* [Exercise description] In the entries below, find every line with "BANK" and copy it.

* [Input]

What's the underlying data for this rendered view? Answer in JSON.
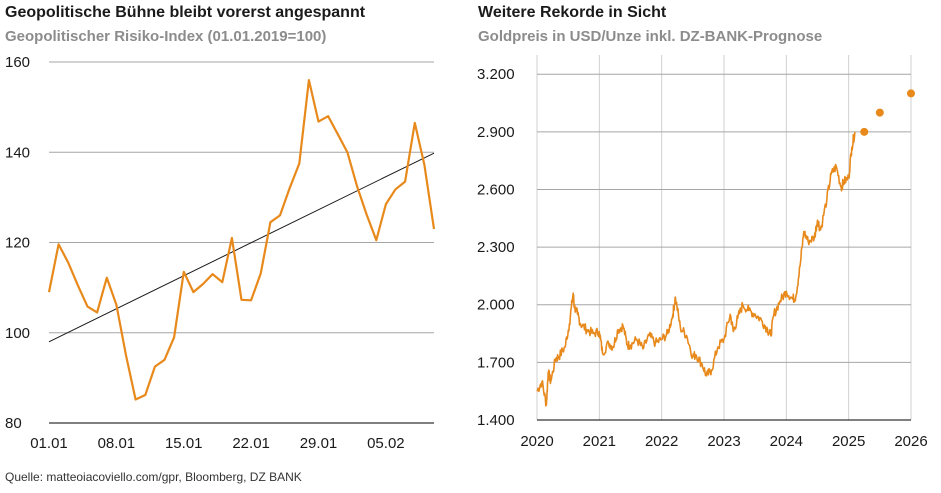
{
  "colors": {
    "series": "#e8891c",
    "trend": "#1a1a1a",
    "grid": "#a6a6a6"
  },
  "chart_data": [
    {
      "type": "line",
      "title": "Geopolitische Bühne bleibt vorerst angespannt",
      "subtitle": "Geopolitischer Risiko-Index (01.01.2019=100)",
      "x_tick_labels": [
        "01.01",
        "08.01",
        "15.01",
        "22.01",
        "29.01",
        "05.02"
      ],
      "ylim": [
        80,
        160
      ],
      "y_ticks": [
        80,
        100,
        120,
        140,
        160
      ],
      "grid": "horizontal",
      "series": [
        {
          "values": [
            109,
            119.6,
            115.5,
            110.5,
            105.8,
            104.5,
            112.2,
            106.2,
            95,
            85.2,
            86.2,
            92.5,
            94,
            99,
            113.5,
            109,
            110.8,
            113,
            111.2,
            121,
            107.3,
            107.2,
            113.2,
            124.5,
            126,
            132,
            137.5,
            156,
            146.8,
            148,
            144,
            140,
            132.5,
            126.2,
            120.5,
            128.5,
            131.8,
            133.5,
            146.5,
            137.2,
            123
          ]
        }
      ],
      "trendline": {
        "start": 98,
        "end": 139.8
      }
    },
    {
      "type": "line",
      "title": "Weitere Rekorde in Sicht",
      "subtitle": "Goldpreis in USD/Unze inkl. DZ-BANK-Prognose",
      "x_ticks": [
        2020,
        2021,
        2022,
        2023,
        2024,
        2025,
        2026
      ],
      "xlim": [
        2020,
        2026
      ],
      "ylim": [
        1400,
        3300
      ],
      "y_ticks": [
        1400,
        1700,
        2000,
        2300,
        2600,
        2900,
        3200
      ],
      "y_tick_labels": [
        "1.400",
        "1.700",
        "2.000",
        "2.300",
        "2.600",
        "2.900",
        "3.200"
      ],
      "grid": "both",
      "series": [
        {
          "x": [
            2020.0,
            2020.08,
            2020.15,
            2020.18,
            2020.22,
            2020.3,
            2020.35,
            2020.45,
            2020.52,
            2020.58,
            2020.6,
            2020.65,
            2020.7,
            2020.8,
            2020.9,
            2021.0,
            2021.05,
            2021.15,
            2021.22,
            2021.3,
            2021.38,
            2021.45,
            2021.5,
            2021.6,
            2021.7,
            2021.8,
            2021.9,
            2022.0,
            2022.1,
            2022.18,
            2022.22,
            2022.3,
            2022.4,
            2022.5,
            2022.55,
            2022.65,
            2022.72,
            2022.8,
            2022.9,
            2023.0,
            2023.1,
            2023.15,
            2023.22,
            2023.3,
            2023.4,
            2023.5,
            2023.6,
            2023.7,
            2023.75,
            2023.8,
            2023.9,
            2024.0,
            2024.1,
            2024.15,
            2024.22,
            2024.28,
            2024.35,
            2024.45,
            2024.5,
            2024.55,
            2024.65,
            2024.72,
            2024.8,
            2024.88,
            2024.92,
            2025.0,
            2025.05,
            2025.1
          ],
          "values": [
            1550,
            1600,
            1480,
            1650,
            1600,
            1720,
            1730,
            1780,
            1900,
            2060,
            1990,
            1950,
            1900,
            1870,
            1850,
            1860,
            1750,
            1800,
            1780,
            1870,
            1890,
            1790,
            1790,
            1820,
            1770,
            1840,
            1800,
            1820,
            1850,
            1950,
            2040,
            1880,
            1840,
            1730,
            1740,
            1690,
            1630,
            1660,
            1780,
            1820,
            1950,
            1860,
            1930,
            2000,
            1970,
            1950,
            1920,
            1870,
            1840,
            1950,
            2020,
            2070,
            2030,
            2040,
            2200,
            2380,
            2330,
            2350,
            2440,
            2390,
            2550,
            2680,
            2720,
            2610,
            2640,
            2660,
            2820,
            2900
          ]
        },
        {
          "name": "DZ-BANK-Prognose",
          "marker": "dot",
          "x": [
            2025.25,
            2025.5,
            2026.0
          ],
          "values": [
            2900,
            3000,
            3100
          ]
        }
      ]
    }
  ],
  "source": "Quelle: matteoiacoviello.com/gpr, Bloomberg, DZ BANK"
}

* [Written solution]
      "subtitle": "Goldpreis in USD/Unze inkl. DZ-BANK-Prognose",
          "name": "DZ-BANK-Prognose",
  "source": "Quelle: matteoiacoviello.com/gpr, Bloomberg, DZ BANK"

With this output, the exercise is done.